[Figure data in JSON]
----

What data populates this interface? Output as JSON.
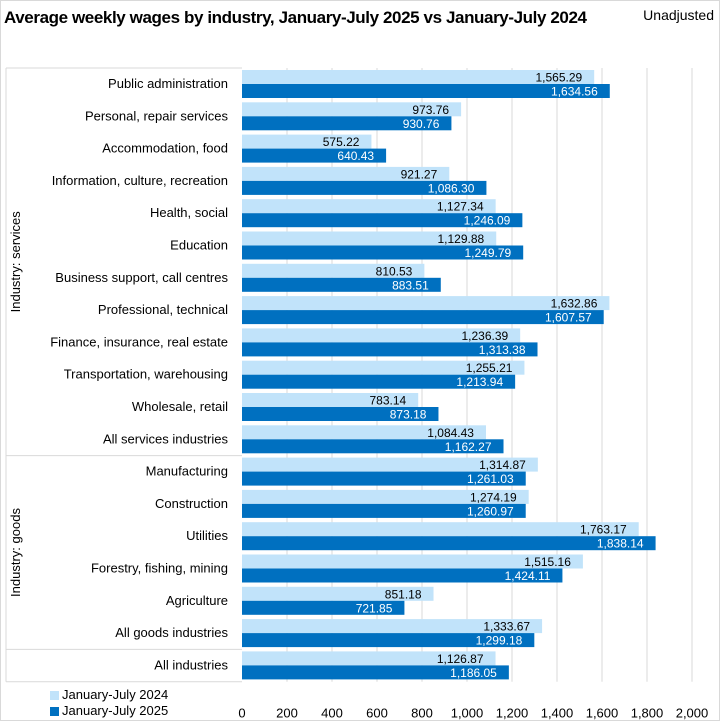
{
  "header": {
    "title": "Average weekly wages by industry, January-July 2025 vs January-July 2024",
    "subtitle": "Unadjusted"
  },
  "colors": {
    "series_2024": "#c1e3fa",
    "series_2025": "#0070c0",
    "gridline": "#d9d9d9",
    "separator": "#d9d9d9"
  },
  "chart_data": {
    "type": "bar",
    "orientation": "horizontal",
    "title": "Average weekly wages by industry, January-July 2025 vs January-July 2024",
    "subtitle": "Unadjusted",
    "xlabel": "",
    "ylabel": "",
    "xlim": [
      0,
      2000
    ],
    "x_ticks": [
      0,
      200,
      400,
      600,
      800,
      1000,
      1200,
      1400,
      1600,
      1800,
      2000
    ],
    "x_tick_labels": [
      "0",
      "200",
      "400",
      "600",
      "800",
      "1,000",
      "1,200",
      "1,400",
      "1,600",
      "1,800",
      "2,000"
    ],
    "grid": "vertical",
    "legend_position": "bottom-left",
    "groups": [
      {
        "name": "Industry: services",
        "categories": [
          "Public administration",
          "Personal, repair services",
          "Accommodation, food",
          "Information, culture, recreation",
          "Health, social",
          "Education",
          "Business support, call centres",
          "Professional, technical",
          "Finance, insurance, real estate",
          "Transportation, warehousing",
          "Wholesale, retail",
          "All services industries"
        ]
      },
      {
        "name": "Industry: goods",
        "categories": [
          "Manufacturing",
          "Construction",
          "Utilities",
          "Forestry, fishing, mining",
          "Agriculture",
          "All goods industries"
        ]
      },
      {
        "name": "",
        "categories": [
          "All industries"
        ]
      }
    ],
    "categories": [
      "Public administration",
      "Personal, repair services",
      "Accommodation, food",
      "Information, culture, recreation",
      "Health, social",
      "Education",
      "Business support, call centres",
      "Professional, technical",
      "Finance, insurance, real estate",
      "Transportation, warehousing",
      "Wholesale, retail",
      "All services industries",
      "Manufacturing",
      "Construction",
      "Utilities",
      "Forestry, fishing, mining",
      "Agriculture",
      "All goods industries",
      "All industries"
    ],
    "series": [
      {
        "name": "January-July 2024",
        "values": [
          1565.29,
          973.76,
          575.22,
          921.27,
          1127.34,
          1129.88,
          810.53,
          1632.86,
          1236.39,
          1255.21,
          783.14,
          1084.43,
          1314.87,
          1274.19,
          1763.17,
          1515.16,
          851.18,
          1333.67,
          1126.87
        ],
        "labels": [
          "1,565.29",
          "973.76",
          "575.22",
          "921.27",
          "1,127.34",
          "1,129.88",
          "810.53",
          "1,632.86",
          "1,236.39",
          "1,255.21",
          "783.14",
          "1,084.43",
          "1,314.87",
          "1,274.19",
          "1,763.17",
          "1,515.16",
          "851.18",
          "1,333.67",
          "1,126.87"
        ]
      },
      {
        "name": "January-July 2025",
        "values": [
          1634.56,
          930.76,
          640.43,
          1086.3,
          1246.09,
          1249.79,
          883.51,
          1607.57,
          1313.38,
          1213.94,
          873.18,
          1162.27,
          1261.03,
          1260.97,
          1838.14,
          1424.11,
          721.85,
          1299.18,
          1186.05
        ],
        "labels": [
          "1,634.56",
          "930.76",
          "640.43",
          "1,086.30",
          "1,246.09",
          "1,249.79",
          "883.51",
          "1,607.57",
          "1,313.38",
          "1,213.94",
          "873.18",
          "1,162.27",
          "1,261.03",
          "1,260.97",
          "1,838.14",
          "1,424.11",
          "721.85",
          "1,299.18",
          "1,186.05"
        ]
      }
    ]
  },
  "legend": {
    "items": [
      {
        "label": "January-July 2024"
      },
      {
        "label": "January-July 2025"
      }
    ]
  }
}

----

» Task to complete: Look for the word "mining" in every line of the listing and copy the lines that have it.

» Right answer:
          "Forestry, fishing, mining",
      "Forestry, fishing, mining",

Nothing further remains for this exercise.